== DATA FOR THIS EXERCISE
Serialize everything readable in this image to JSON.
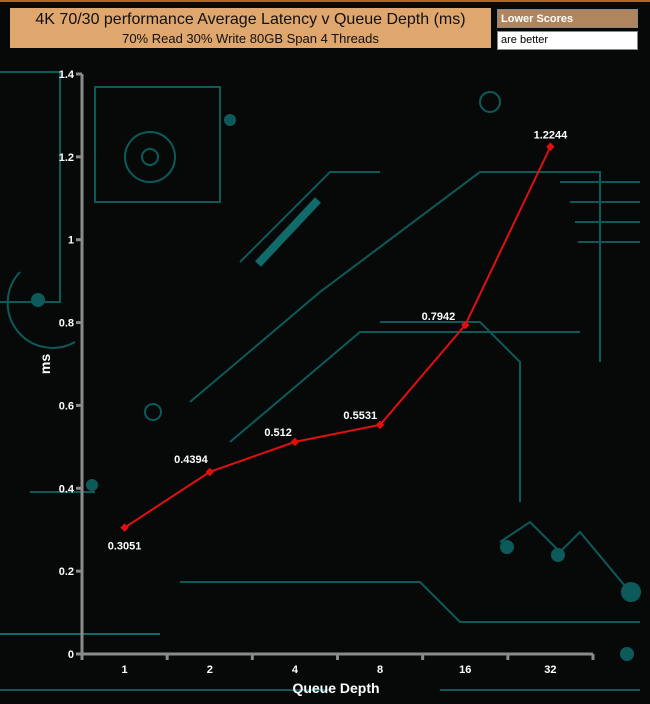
{
  "legend": {
    "line1": "Lower Scores",
    "line2": "are better"
  },
  "colors": {
    "line": "#e01010",
    "title_bg": "#dfa66e",
    "legend_bg": "#b0855d",
    "circuit": "#0d5a5a"
  },
  "chart_data": {
    "type": "line",
    "title": "4K 70/30 performance Average Latency v Queue Depth (ms)",
    "subtitle": "70% Read 30% Write 80GB Span 4 Threads",
    "xlabel": "Queue Depth",
    "ylabel": "ms",
    "categories": [
      "1",
      "2",
      "4",
      "8",
      "16",
      "32"
    ],
    "values": [
      0.3051,
      0.4394,
      0.512,
      0.5531,
      0.7942,
      1.2244
    ],
    "data_labels": [
      "0.3051",
      "0.4394",
      "0.512",
      "0.5531",
      "0.7942",
      "1.2244"
    ],
    "ylim": [
      0,
      1.4
    ],
    "yticks": [
      "0",
      "0.2",
      "0.4",
      "0.6",
      "0.8",
      "1",
      "1.2",
      "1.4"
    ],
    "grid": false,
    "legend": "none"
  }
}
====
▶ _WORK TO BE COMPLETED_
Take each line of the material that contains the word "Depth" and list it.

▶ _RESULT OF THIS TASK_
    "title": "4K 70/30 performance Average Latency v Queue Depth (ms)",
    "xlabel": "Queue Depth",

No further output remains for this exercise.